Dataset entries
:::
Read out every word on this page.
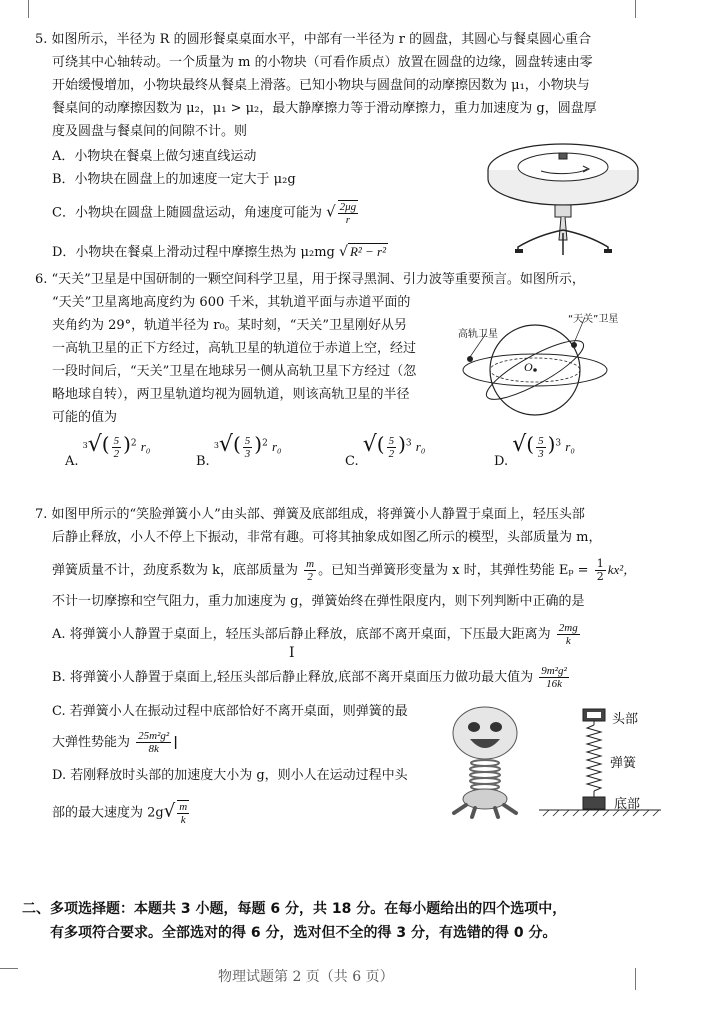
5. 如图所示，半径为 R 的圆形餐桌桌面水平，中部有一半径为 r 的圆盘，其圆心与餐桌圆心重合
可绕其中心轴转动。一个质量为 m 的小物块（可看作质点）放置在圆盘的边缘，圆盘转速由零
开始缓慢增加，小物块最终从餐桌上滑落。已知小物块与圆盘间的动摩擦因数为 μ₁，小物块与
餐桌间的动摩擦因数为 μ₂，μ₁ > μ₂，最大静摩擦力等于滑动摩擦力，重力加速度为 g，圆盘厚
度及圆盘与餐桌间的间隙不计。则
A．小物块在餐桌上做匀速直线运动
B．小物块在圆盘上的加速度一定大于 μ₂g
C．小物块在圆盘上随圆盘运动，角速度可能为 √ $\frac{2\mu g}{r}$
D．小物块在餐桌上滑动过程中摩擦生热为 μ₂mg √ R² − r²
6. “天关”卫星是中国研制的一颗空间科学卫星，用于探寻黑洞、引力波等重要预言。如图所示，
“天关”卫星离地高度约为 600 千米，其轨道平面与赤道平面的
夹角约为 29°，轨道半径为 r₀。某时刻，“天关”卫星刚好从另
一高轨卫星的正下方经过，高轨卫星的轨道位于赤道上空，经过
一段时间后，“天关”卫星在地球另一侧从高轨卫星下方经过（忽
略地球自转），两卫星轨道均视为圆轨道，则该高轨卫星的半径
可能的值为
高轨卫星
“天关”卫星
O
A. $^3√( \frac{5}{2} )^2$ r₀
B. $^3√( \frac{5}{3} )^2$ r₀
C. √( $\frac{5}{2} )^3$ r₀
D. √( $\frac{5}{3} )^3$ r₀
7. 如图甲所示的“笑脸弹簧小人”由头部、弹簧及底部组成，将弹簧小人静置于桌面上，轻压头部
后静止释放，小人不停上下振动，非常有趣。可将其抽象成如图乙所示的模型，头部质量为 m，
弹簧质量不计，劲度系数为 k，底部质量为 $\frac{m}{2}$ 。已知当弹簧形变量为 x 时，其弹性势能 $E_p = \frac{1}{2} kx^2$，
不计一切摩擦和空气阻力，重力加速度为 g，弹簧始终在弹性限度内，则下列判断中正确的是
A. 将弹簧小人静置于桌面上，轻压头部后静止释放，底部不离开桌面，下压最大距离为 $\frac{2mg}{k}$
I
B. 将弹簧小人静置于桌面上,轻压头部后静止释放,底部不离开桌面压力做功最大值为 $\frac{\text{9m²g²}}{16k}$
C. 若弹簧小人在振动过程中底部恰好不离开桌面，则弹簧的最
大弹性势能为 $\frac{\text{25m²g²}}{8k}$ |
D. 若刚释放时头部的加速度大小为 g，则小人在运动过程中头
部的最大速度为 $2g√ \frac{m}{k}$
头部
弹簧
底部
二、多项选择题：本题共 3 小题，每题 6 分，共 18 分。在每小题给出的四个选项中，
有多项符合要求。全部选对的得 6 分，选对但不全的得 3 分，有选错的得 0 分。
物理试题第 2 页（共 6 页）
:::
*Given problem*:
Each line that holds the word "text" should be extracted from the records.

*Output of the task*:
B. 将弹簧小人静置于桌面上,轻压头部后静止释放,底部不离开桌面压力做功最大值为 $\frac{\text{9m²g²}}{16k}$
大弹性势能为 $\frac{\text{25m²g²}}{8k}$ |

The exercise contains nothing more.